Request:
Quote every line below exactly as it reads.

[Figure content listings]
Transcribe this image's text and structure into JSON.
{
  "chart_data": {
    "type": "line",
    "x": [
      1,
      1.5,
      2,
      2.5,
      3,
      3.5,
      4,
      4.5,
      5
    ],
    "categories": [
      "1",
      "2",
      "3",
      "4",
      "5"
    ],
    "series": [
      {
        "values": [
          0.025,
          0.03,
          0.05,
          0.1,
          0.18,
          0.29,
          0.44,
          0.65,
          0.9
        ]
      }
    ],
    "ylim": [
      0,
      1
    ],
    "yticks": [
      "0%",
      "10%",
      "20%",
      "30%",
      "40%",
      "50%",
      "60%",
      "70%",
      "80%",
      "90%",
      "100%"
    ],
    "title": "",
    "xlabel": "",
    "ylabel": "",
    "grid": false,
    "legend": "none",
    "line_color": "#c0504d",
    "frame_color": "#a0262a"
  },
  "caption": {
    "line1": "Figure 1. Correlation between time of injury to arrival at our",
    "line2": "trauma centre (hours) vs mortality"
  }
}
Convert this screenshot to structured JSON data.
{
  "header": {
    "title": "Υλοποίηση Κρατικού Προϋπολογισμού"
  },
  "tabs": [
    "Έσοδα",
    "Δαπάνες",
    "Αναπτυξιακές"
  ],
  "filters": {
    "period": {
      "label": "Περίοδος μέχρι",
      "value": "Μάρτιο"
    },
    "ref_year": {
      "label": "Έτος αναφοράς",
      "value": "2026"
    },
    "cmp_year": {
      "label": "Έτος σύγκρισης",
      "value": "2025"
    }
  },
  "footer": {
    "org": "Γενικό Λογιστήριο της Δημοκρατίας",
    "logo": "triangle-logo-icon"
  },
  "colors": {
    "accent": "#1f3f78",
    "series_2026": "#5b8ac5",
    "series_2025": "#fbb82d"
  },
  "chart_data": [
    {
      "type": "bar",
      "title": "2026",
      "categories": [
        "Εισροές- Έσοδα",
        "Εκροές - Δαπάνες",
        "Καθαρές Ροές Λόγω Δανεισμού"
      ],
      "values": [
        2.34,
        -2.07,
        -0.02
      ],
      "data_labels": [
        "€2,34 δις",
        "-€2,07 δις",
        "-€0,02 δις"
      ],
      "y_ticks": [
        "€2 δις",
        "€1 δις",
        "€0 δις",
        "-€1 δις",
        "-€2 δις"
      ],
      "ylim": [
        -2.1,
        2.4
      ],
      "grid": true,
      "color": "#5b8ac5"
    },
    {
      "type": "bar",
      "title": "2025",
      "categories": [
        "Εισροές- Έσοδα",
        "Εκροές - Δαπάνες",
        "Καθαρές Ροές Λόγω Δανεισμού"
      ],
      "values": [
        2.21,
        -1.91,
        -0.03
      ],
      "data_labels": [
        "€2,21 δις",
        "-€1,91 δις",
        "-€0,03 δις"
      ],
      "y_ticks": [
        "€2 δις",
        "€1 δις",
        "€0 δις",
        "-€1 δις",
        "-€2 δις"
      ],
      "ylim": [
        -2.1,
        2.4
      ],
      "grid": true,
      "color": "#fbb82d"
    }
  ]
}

Answer below:
Transcribe this image's text and structure into JSON.
{
  "chart_data": {
    "type": "line",
    "x": [
      1,
      1.5,
      2,
      2.5,
      3,
      3.5,
      4,
      4.5,
      5
    ],
    "categories": [
      "1",
      "2",
      "3",
      "4",
      "5"
    ],
    "series": [
      {
        "values": [
          0.025,
          0.03,
          0.05,
          0.1,
          0.18,
          0.29,
          0.44,
          0.65,
          0.9
        ]
      }
    ],
    "ylim": [
      0,
      1
    ],
    "yticks": [
      "0%",
      "10%",
      "20%",
      "30%",
      "40%",
      "50%",
      "60%",
      "70%",
      "80%",
      "90%",
      "100%"
    ],
    "title": "",
    "xlabel": "",
    "ylabel": "",
    "grid": false,
    "legend": "none",
    "line_color": "#c0504d",
    "frame_color": "#a0262a"
  },
  "caption": {
    "line1": "Figure 1. Correlation between time of injury to arrival at our",
    "line2": "trauma centre (hours) vs mortality"
  }
}
Convert this screenshot to structured JSON data.
{
  "header": {
    "title": "Υλοποίηση Κρατικού Προϋπολογισμού"
  },
  "tabs": [
    "Έσοδα",
    "Δαπάνες",
    "Αναπτυξιακές"
  ],
  "filters": {
    "period": {
      "label": "Περίοδος μέχρι",
      "value": "Μάρτιο"
    },
    "ref_year": {
      "label": "Έτος αναφοράς",
      "value": "2026"
    },
    "cmp_year": {
      "label": "Έτος σύγκρισης",
      "value": "2025"
    }
  },
  "footer": {
    "org": "Γενικό Λογιστήριο της Δημοκρατίας",
    "logo": "triangle-logo-icon"
  },
  "colors": {
    "accent": "#1f3f78",
    "series_2026": "#5b8ac5",
    "series_2025": "#fbb82d"
  },
  "chart_data": [
    {
      "type": "bar",
      "title": "2026",
      "categories": [
        "Εισροές- Έσοδα",
        "Εκροές - Δαπάνες",
        "Καθαρές Ροές Λόγω Δανεισμού"
      ],
      "values": [
        2.34,
        -2.07,
        -0.02
      ],
      "data_labels": [
        "€2,34 δις",
        "-€2,07 δις",
        "-€0,02 δις"
      ],
      "y_ticks": [
        "€2 δις",
        "€1 δις",
        "€0 δις",
        "-€1 δις",
        "-€2 δις"
      ],
      "ylim": [
        -2.1,
        2.4
      ],
      "grid": true,
      "color": "#5b8ac5"
    },
    {
      "type": "bar",
      "title": "2025",
      "categories": [
        "Εισροές- Έσοδα",
        "Εκροές - Δαπάνες",
        "Καθαρές Ροές Λόγω Δανεισμού"
      ],
      "values": [
        2.21,
        -1.91,
        -0.03
      ],
      "data_labels": [
        "€2,21 δις",
        "-€1,91 δις",
        "-€0,03 δις"
      ],
      "y_ticks": [
        "€2 δις",
        "€1 δις",
        "€0 δις",
        "-€1 δις",
        "-€2 δις"
      ],
      "ylim": [
        -2.1,
        2.4
      ],
      "grid": true,
      "color": "#fbb82d"
    }
  ]
}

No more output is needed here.